* **Challenge**
With the pictures omitted, write out the entries that follow exactly as they stand.

* Begin *

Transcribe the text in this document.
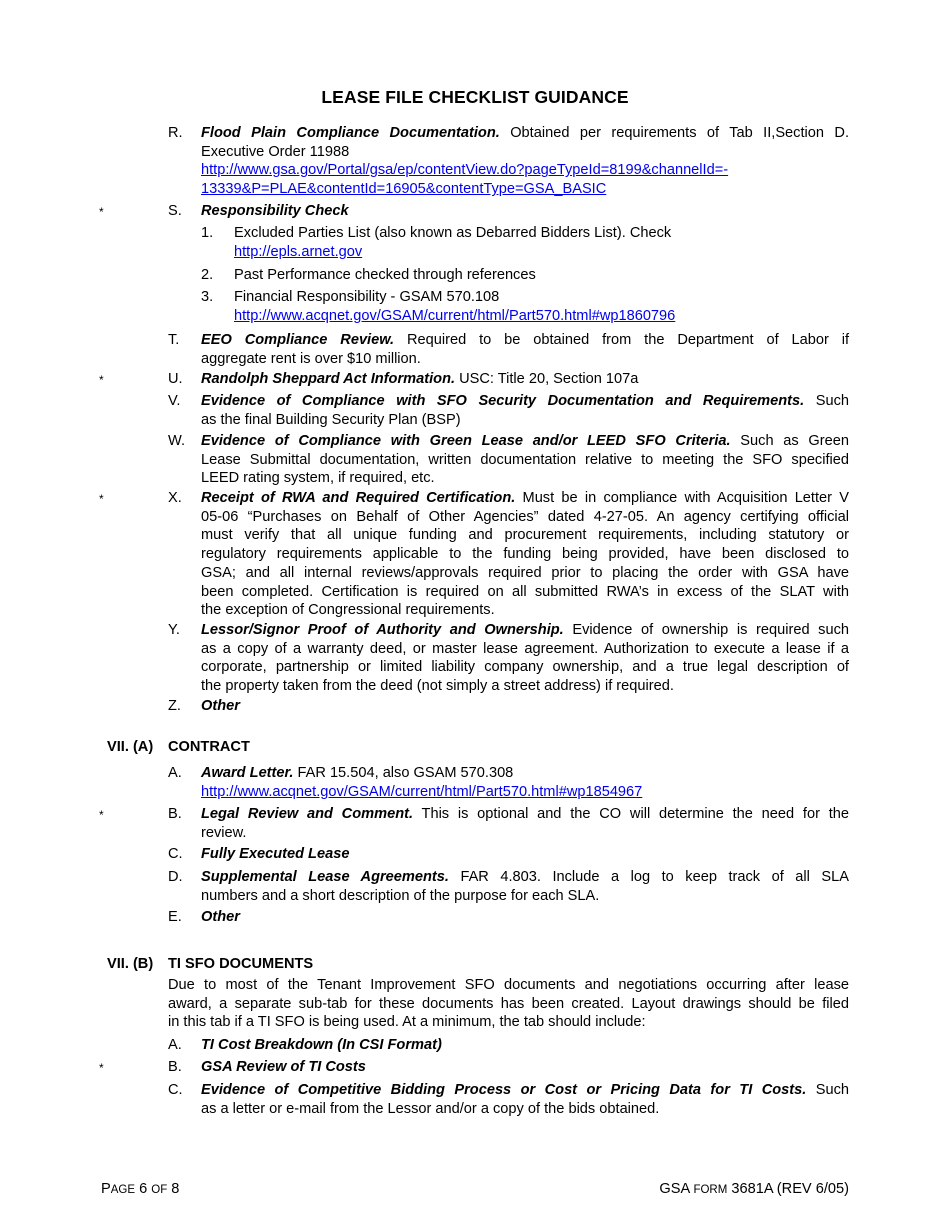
LEASE FILE CHECKLIST GUIDANCE
R. Flood Plain Compliance Documentation. Obtained per requirements of Tab II,Section D.
Executive Order 11988
http://www.gsa.gov/Portal/gsa/ep/contentView.do?pageTypeId=8199&channelId=-
13339&P=PLAE&contentId=16905&contentType=GSA_BASIC
*	S. Responsibility Check
1. Excluded Parties List (also known as Debarred Bidders List). Check
http://epls.arnet.gov
2. Past Performance checked through references
3. Financial Responsibility - GSAM 570.108
http://www.acqnet.gov/GSAM/current/html/Part570.html#wp1860796
T. EEO Compliance Review. Required to be obtained from the Department of Labor if
aggregate rent is over $10 million.
*	U. Randolph Sheppard Act Information. USC: Title 20, Section 107a
V. Evidence of Compliance with SFO Security Documentation and Requirements. Such
as the final Building Security Plan (BSP)
W. Evidence of Compliance with Green Lease and/or LEED SFO Criteria. Such as Green
Lease Submittal documentation, written documentation relative to meeting the SFO specified
LEED rating system, if required, etc.
*	X. Receipt of RWA and Required Certification. Must be in compliance with Acquisition Letter V
05-06 “Purchases on Behalf of Other Agencies” dated 4-27-05. An agency certifying official
must verify that all unique funding and procurement requirements, including statutory or
regulatory requirements applicable to the funding being provided, have been disclosed to
GSA; and all internal reviews/approvals required prior to placing the order with GSA have
been completed. Certification is required on all submitted RWA’s in excess of the SLAT with
the exception of Congressional requirements.
Y. Lessor/Signor Proof of Authority and Ownership. Evidence of ownership is required such
as a copy of a warranty deed, or master lease agreement. Authorization to execute a lease if a
corporate, partnership or limited liability company ownership, and a true legal description of
the property taken from the deed (not simply a street address) if required.
Z. Other
VII. (A) CONTRACT
A. Award Letter. FAR 15.504, also GSAM 570.308
http://www.acqnet.gov/GSAM/current/html/Part570.html#wp1854967
*	B. Legal Review and Comment. This is optional and the CO will determine the need for the
review.
C. Fully Executed Lease
D. Supplemental Lease Agreements. FAR 4.803. Include a log to keep track of all SLA
numbers and a short description of the purpose for each SLA.
E. Other
VII. (B) TI SFO DOCUMENTS
Due to most of the Tenant Improvement SFO documents and negotiations occurring after lease
award, a separate sub-tab for these documents has been created. Layout drawings should be filed
in this tab if a TI SFO is being used. At a minimum, the tab should include:
A. TI Cost Breakdown (In CSI Format)
*	B. GSA Review of TI Costs
C. Evidence of Competitive Bidding Process or Cost or Pricing Data for TI Costs. Such
as a letter or e-mail from the Lessor and/or a copy of the bids obtained.
PAGE 6 OF 8	GSA FORM 3681A (REV 6/05)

* End *

* **Reply**
Transcribe the text in this document.
LEASE FILE CHECKLIST GUIDANCE
R. Flood Plain Compliance Documentation. Obtained per requirements of Tab II,Section D.
Executive Order 11988
http://www.gsa.gov/Portal/gsa/ep/contentView.do?pageTypeId=8199&channelId=-
13339&P=PLAE&contentId=16905&contentType=GSA_BASIC
*	S. Responsibility Check
1. Excluded Parties List (also known as Debarred Bidders List). Check
http://epls.arnet.gov
2. Past Performance checked through references
3. Financial Responsibility - GSAM 570.108
http://www.acqnet.gov/GSAM/current/html/Part570.html#wp1860796
T. EEO Compliance Review. Required to be obtained from the Department of Labor if
aggregate rent is over $10 million.
*	U. Randolph Sheppard Act Information. USC: Title 20, Section 107a
V. Evidence of Compliance with SFO Security Documentation and Requirements. Such
as the final Building Security Plan (BSP)
W. Evidence of Compliance with Green Lease and/or LEED SFO Criteria. Such as Green
Lease Submittal documentation, written documentation relative to meeting the SFO specified
LEED rating system, if required, etc.
*	X. Receipt of RWA and Required Certification. Must be in compliance with Acquisition Letter V
05-06 “Purchases on Behalf of Other Agencies” dated 4-27-05. An agency certifying official
must verify that all unique funding and procurement requirements, including statutory or
regulatory requirements applicable to the funding being provided, have been disclosed to
GSA; and all internal reviews/approvals required prior to placing the order with GSA have
been completed. Certification is required on all submitted RWA’s in excess of the SLAT with
the exception of Congressional requirements.
Y. Lessor/Signor Proof of Authority and Ownership. Evidence of ownership is required such
as a copy of a warranty deed, or master lease agreement. Authorization to execute a lease if a
corporate, partnership or limited liability company ownership, and a true legal description of
the property taken from the deed (not simply a street address) if required.
Z. Other
VII. (A) CONTRACT
A. Award Letter. FAR 15.504, also GSAM 570.308
http://www.acqnet.gov/GSAM/current/html/Part570.html#wp1854967
*	B. Legal Review and Comment. This is optional and the CO will determine the need for the
review.
C. Fully Executed Lease
D. Supplemental Lease Agreements. FAR 4.803. Include a log to keep track of all SLA
numbers and a short description of the purpose for each SLA.
E. Other
VII. (B) TI SFO DOCUMENTS
Due to most of the Tenant Improvement SFO documents and negotiations occurring after lease
award, a separate sub-tab for these documents has been created. Layout drawings should be filed
in this tab if a TI SFO is being used. At a minimum, the tab should include:
A. TI Cost Breakdown (In CSI Format)
*	B. GSA Review of TI Costs
C. Evidence of Competitive Bidding Process or Cost or Pricing Data for TI Costs. Such
as a letter or e-mail from the Lessor and/or a copy of the bids obtained.
PAGE 6 OF 8	GSA FORM 3681A (REV 6/05)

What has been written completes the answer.